===== Entries provided =====
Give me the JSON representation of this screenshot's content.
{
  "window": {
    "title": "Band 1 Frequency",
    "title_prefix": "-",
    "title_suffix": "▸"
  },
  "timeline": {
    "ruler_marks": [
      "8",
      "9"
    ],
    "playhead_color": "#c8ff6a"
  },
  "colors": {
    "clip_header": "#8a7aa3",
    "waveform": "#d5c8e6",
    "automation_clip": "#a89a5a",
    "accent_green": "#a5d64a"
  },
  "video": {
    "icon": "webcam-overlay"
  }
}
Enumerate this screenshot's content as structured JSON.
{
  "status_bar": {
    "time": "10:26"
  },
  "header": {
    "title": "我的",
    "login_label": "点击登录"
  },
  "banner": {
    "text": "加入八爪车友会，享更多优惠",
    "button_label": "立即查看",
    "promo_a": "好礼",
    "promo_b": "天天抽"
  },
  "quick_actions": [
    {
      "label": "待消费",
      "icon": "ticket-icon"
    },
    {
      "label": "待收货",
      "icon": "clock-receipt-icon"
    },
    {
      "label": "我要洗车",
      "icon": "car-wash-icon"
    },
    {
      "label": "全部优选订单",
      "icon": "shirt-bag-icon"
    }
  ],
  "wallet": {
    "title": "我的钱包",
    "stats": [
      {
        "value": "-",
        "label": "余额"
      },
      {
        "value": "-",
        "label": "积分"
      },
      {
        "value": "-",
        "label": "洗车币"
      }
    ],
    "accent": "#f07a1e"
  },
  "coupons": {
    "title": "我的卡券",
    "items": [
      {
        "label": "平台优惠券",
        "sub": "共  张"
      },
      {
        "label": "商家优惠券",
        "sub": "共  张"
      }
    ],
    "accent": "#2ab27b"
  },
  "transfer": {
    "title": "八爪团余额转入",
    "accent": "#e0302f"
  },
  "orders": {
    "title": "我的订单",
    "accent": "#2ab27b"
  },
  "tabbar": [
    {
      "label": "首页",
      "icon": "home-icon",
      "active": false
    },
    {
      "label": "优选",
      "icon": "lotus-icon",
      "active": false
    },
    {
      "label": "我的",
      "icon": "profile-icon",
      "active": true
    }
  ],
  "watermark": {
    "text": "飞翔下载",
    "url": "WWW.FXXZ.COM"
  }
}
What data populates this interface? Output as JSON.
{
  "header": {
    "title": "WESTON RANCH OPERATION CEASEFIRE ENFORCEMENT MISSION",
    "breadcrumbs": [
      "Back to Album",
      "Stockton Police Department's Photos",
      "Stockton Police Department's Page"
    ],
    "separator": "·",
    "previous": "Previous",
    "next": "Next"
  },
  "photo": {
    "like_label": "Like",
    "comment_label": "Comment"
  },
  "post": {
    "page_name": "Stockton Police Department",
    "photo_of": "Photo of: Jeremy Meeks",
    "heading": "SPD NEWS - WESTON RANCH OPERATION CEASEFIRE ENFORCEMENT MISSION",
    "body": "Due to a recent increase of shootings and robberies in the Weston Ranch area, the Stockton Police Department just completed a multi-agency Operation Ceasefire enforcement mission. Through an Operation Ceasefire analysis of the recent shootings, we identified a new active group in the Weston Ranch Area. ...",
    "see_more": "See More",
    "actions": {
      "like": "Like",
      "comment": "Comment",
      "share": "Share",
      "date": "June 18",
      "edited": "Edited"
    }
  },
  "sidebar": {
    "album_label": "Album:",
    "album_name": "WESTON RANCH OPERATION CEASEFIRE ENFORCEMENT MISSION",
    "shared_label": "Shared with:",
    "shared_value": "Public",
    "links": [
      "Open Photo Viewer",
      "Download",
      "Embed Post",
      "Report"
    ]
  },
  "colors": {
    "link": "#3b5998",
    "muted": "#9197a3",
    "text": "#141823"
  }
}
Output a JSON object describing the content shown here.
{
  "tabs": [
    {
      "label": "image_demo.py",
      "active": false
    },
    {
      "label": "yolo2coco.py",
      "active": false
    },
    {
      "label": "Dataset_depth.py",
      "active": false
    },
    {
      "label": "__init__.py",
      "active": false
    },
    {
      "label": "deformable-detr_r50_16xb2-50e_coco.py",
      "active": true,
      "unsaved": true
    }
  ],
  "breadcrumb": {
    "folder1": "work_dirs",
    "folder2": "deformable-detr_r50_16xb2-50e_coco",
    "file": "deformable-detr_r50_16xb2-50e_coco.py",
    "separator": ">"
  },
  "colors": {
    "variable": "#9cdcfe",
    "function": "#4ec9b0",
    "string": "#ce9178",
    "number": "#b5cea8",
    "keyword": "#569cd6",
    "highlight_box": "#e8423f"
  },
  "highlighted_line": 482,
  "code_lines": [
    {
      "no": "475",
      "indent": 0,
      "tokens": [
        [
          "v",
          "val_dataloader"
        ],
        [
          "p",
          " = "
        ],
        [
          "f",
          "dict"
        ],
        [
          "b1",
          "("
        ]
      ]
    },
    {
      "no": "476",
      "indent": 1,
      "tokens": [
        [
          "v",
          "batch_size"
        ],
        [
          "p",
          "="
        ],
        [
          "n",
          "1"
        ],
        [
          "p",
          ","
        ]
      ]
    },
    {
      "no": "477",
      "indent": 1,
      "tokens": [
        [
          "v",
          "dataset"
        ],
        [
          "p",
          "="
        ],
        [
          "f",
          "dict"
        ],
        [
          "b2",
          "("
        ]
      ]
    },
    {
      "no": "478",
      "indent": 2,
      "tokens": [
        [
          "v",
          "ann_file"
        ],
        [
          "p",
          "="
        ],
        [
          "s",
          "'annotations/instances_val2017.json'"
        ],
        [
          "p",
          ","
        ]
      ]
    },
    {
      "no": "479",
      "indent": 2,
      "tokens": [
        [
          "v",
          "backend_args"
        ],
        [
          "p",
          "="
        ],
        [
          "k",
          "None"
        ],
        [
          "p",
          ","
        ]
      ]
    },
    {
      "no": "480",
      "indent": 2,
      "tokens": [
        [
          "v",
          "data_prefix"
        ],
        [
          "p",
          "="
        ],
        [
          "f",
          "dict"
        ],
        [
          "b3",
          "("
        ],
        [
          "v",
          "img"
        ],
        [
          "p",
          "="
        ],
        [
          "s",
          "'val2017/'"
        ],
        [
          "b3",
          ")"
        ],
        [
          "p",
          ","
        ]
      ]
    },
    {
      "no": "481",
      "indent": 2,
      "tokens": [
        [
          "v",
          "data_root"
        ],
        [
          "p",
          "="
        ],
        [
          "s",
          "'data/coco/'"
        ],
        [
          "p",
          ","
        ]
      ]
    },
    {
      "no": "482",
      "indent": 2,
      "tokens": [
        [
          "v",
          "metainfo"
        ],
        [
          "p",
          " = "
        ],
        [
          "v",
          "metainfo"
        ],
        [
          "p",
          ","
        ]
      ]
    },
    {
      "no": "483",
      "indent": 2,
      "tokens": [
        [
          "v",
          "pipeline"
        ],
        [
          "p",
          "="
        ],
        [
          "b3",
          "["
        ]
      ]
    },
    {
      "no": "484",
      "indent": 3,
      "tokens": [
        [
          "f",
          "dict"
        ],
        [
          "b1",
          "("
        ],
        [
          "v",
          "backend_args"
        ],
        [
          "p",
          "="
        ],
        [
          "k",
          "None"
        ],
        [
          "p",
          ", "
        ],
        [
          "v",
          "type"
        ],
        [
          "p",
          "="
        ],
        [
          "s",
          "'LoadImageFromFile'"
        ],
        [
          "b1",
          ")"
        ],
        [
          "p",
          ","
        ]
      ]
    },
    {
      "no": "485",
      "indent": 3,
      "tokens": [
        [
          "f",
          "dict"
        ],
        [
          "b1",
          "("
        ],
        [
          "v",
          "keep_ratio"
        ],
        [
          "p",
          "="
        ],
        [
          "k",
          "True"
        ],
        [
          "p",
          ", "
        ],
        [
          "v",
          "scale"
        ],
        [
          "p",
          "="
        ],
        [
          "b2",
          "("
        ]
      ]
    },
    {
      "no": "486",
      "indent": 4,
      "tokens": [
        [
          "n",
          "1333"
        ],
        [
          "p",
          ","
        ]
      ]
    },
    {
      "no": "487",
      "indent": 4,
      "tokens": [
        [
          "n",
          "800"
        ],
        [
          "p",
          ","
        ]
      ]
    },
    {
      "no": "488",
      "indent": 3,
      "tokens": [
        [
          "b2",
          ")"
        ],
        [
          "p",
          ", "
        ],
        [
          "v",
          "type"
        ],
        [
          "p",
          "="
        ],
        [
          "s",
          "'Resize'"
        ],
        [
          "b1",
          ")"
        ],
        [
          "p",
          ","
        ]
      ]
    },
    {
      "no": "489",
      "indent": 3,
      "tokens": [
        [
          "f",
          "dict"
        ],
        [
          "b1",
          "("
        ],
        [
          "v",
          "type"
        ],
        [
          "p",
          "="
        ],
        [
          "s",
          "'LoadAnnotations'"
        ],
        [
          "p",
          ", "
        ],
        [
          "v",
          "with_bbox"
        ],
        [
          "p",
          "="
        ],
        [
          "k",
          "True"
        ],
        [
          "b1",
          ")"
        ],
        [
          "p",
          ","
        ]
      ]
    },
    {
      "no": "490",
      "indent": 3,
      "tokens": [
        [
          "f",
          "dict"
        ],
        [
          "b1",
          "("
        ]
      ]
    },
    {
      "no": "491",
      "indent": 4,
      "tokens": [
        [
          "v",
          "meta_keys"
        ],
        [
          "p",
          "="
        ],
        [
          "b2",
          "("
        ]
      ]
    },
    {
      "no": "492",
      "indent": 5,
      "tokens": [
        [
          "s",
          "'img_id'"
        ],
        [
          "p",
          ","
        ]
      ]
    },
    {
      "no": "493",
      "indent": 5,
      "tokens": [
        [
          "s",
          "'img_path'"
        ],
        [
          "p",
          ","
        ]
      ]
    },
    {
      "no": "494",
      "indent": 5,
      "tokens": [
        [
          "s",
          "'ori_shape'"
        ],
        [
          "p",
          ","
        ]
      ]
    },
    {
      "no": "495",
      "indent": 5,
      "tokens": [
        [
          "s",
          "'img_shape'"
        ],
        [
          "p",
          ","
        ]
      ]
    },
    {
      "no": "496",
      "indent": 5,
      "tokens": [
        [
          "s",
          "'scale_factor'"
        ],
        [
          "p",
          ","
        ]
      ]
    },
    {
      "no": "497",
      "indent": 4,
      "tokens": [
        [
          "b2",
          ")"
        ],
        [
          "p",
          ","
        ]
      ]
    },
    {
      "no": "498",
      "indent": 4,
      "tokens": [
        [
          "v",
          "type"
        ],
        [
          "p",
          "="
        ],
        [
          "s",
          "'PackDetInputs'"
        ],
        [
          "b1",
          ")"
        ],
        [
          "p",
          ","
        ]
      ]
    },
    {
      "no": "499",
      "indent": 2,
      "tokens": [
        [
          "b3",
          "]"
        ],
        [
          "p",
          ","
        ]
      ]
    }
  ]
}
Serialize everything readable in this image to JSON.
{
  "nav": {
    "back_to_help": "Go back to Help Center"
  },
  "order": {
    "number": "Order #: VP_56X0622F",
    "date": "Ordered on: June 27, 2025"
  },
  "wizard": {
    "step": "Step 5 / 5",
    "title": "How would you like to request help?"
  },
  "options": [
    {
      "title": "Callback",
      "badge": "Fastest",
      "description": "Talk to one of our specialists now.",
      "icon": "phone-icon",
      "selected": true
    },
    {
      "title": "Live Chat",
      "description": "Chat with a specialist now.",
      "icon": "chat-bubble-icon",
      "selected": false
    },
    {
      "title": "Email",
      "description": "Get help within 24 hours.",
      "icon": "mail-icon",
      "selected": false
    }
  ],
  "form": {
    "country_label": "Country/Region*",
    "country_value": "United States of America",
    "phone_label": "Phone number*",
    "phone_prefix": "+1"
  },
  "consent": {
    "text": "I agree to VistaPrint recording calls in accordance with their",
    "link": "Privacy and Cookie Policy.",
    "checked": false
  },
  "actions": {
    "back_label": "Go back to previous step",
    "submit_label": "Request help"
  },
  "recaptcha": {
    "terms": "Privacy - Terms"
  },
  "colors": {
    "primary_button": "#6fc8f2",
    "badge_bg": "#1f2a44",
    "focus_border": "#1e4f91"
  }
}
=====
Requirements: Tell how many lines of the data above hold the string "date". Give only the number.

Output below: 2